**Extracted material**
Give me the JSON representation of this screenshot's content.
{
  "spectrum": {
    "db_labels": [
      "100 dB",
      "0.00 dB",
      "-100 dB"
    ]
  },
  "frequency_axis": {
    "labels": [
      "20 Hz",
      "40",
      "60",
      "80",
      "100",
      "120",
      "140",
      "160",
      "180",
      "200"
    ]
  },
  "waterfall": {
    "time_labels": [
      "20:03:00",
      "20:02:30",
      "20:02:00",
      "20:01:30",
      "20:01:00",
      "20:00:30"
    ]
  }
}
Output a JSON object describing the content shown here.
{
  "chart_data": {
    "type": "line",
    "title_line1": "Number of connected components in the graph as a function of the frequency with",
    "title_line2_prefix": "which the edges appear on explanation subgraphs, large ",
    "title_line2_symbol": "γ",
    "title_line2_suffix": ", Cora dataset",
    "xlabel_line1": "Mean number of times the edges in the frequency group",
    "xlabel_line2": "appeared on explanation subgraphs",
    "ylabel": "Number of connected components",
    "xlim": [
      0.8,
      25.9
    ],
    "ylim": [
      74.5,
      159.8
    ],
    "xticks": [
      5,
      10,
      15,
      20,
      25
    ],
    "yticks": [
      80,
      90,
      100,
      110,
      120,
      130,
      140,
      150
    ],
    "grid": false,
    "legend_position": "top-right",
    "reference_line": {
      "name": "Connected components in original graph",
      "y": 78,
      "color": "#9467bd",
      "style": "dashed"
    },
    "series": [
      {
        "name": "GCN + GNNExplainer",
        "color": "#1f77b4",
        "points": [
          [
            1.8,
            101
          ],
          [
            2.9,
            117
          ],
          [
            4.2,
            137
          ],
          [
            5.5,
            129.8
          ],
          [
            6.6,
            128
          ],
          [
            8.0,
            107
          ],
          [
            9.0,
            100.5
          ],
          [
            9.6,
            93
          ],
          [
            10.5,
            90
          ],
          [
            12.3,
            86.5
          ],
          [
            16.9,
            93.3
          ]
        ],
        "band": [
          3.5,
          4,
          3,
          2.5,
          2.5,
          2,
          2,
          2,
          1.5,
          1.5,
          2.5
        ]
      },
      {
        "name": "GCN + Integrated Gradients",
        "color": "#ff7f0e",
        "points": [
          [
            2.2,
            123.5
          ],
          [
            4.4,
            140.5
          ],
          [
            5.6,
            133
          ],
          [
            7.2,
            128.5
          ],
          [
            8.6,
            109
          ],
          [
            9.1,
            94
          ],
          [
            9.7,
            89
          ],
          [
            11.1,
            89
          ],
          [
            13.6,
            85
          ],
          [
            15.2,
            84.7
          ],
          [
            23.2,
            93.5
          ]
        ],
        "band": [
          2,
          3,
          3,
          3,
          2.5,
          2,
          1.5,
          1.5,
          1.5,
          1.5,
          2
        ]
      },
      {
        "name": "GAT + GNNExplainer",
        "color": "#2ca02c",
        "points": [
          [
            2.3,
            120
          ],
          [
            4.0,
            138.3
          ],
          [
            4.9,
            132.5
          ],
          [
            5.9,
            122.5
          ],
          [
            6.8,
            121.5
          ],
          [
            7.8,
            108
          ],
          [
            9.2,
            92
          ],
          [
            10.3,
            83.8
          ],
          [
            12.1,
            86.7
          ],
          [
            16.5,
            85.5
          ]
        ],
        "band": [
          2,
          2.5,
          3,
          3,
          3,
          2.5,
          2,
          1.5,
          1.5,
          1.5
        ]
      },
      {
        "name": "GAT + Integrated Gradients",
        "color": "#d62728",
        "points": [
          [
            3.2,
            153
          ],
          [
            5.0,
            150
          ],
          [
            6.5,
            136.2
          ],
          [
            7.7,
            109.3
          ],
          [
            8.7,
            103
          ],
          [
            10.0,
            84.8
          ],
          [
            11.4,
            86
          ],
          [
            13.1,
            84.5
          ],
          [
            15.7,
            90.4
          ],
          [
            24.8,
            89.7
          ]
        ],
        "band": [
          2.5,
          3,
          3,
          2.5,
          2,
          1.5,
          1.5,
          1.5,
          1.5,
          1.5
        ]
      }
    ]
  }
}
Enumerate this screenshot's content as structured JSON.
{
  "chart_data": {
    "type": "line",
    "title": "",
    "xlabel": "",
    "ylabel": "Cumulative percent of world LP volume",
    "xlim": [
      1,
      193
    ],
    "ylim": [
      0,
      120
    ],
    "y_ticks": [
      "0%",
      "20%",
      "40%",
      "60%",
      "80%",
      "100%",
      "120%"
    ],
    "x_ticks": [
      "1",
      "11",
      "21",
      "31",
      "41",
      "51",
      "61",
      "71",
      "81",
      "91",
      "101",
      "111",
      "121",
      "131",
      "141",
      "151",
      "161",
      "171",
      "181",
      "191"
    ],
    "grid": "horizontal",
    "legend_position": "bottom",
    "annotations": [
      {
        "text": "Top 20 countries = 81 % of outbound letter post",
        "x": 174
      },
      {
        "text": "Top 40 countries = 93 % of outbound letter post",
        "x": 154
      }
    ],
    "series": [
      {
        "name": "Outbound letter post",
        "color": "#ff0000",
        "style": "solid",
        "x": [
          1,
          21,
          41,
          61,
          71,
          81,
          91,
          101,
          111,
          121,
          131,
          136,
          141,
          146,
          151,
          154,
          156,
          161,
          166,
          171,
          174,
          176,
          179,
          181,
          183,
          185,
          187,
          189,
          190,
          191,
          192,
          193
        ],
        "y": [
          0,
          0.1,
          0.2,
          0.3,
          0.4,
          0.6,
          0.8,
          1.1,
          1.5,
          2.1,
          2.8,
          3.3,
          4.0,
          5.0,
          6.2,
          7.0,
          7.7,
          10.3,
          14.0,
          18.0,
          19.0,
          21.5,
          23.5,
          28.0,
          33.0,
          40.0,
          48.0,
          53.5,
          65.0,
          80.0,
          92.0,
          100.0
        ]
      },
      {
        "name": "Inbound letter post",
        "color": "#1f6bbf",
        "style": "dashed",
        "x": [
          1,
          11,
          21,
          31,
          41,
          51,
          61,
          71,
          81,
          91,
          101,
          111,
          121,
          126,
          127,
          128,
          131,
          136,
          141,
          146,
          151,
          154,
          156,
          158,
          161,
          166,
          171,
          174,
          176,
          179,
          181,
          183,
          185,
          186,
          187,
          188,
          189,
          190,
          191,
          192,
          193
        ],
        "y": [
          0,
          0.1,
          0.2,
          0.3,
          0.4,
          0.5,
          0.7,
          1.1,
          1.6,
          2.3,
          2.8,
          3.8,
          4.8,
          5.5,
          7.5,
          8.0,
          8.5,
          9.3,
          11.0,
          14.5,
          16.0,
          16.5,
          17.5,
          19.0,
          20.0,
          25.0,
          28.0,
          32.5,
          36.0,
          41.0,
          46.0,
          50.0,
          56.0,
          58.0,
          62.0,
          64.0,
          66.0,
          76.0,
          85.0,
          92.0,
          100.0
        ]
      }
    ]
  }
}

**Written problem**
Find the word "JSON" in the entries above and gather every line that holds it.

**Result below**
Give me the JSON representation of this screenshot's content.
Output a JSON object describing the content shown here.
Enumerate this screenshot's content as structured JSON.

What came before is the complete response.